EXERCISE
Check each line of the data for "icon" and select those that have it.

Data records
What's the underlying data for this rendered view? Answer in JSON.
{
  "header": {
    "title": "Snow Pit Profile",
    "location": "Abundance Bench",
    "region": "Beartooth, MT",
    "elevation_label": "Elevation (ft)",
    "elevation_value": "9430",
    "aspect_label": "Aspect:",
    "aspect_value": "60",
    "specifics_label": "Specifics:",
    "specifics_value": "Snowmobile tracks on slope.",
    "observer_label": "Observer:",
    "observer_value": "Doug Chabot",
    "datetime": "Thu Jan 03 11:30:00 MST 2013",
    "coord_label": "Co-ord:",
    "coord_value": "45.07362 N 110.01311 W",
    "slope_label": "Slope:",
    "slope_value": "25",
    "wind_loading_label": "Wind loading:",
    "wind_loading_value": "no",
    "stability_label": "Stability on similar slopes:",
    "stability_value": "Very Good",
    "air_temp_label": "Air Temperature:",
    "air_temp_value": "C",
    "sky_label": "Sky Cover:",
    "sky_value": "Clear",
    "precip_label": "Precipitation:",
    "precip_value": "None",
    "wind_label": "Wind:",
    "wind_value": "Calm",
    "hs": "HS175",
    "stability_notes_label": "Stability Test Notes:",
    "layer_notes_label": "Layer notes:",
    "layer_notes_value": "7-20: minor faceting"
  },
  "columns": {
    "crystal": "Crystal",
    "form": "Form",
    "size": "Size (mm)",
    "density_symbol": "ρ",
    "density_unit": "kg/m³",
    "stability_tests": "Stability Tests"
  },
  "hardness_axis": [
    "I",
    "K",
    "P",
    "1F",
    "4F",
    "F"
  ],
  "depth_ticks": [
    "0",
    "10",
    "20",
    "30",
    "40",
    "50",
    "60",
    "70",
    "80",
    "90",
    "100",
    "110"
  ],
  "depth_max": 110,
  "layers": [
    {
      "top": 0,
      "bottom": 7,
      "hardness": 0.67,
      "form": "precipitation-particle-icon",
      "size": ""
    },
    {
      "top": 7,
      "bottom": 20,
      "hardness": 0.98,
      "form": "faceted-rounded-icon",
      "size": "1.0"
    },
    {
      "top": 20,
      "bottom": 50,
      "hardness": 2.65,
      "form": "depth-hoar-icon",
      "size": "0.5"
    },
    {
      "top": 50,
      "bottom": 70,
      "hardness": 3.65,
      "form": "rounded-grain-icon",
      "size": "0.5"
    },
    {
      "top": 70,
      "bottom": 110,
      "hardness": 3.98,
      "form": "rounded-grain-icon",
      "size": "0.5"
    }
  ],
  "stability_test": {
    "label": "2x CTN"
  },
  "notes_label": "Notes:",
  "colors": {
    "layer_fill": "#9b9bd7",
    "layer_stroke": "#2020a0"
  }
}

EXERCISE OUTPUT
      "form": "precipitation-particle-icon",
      "form": "faceted-rounded-icon",
      "form": "depth-hoar-icon",
      "form": "rounded-grain-icon",
      "form": "rounded-grain-icon",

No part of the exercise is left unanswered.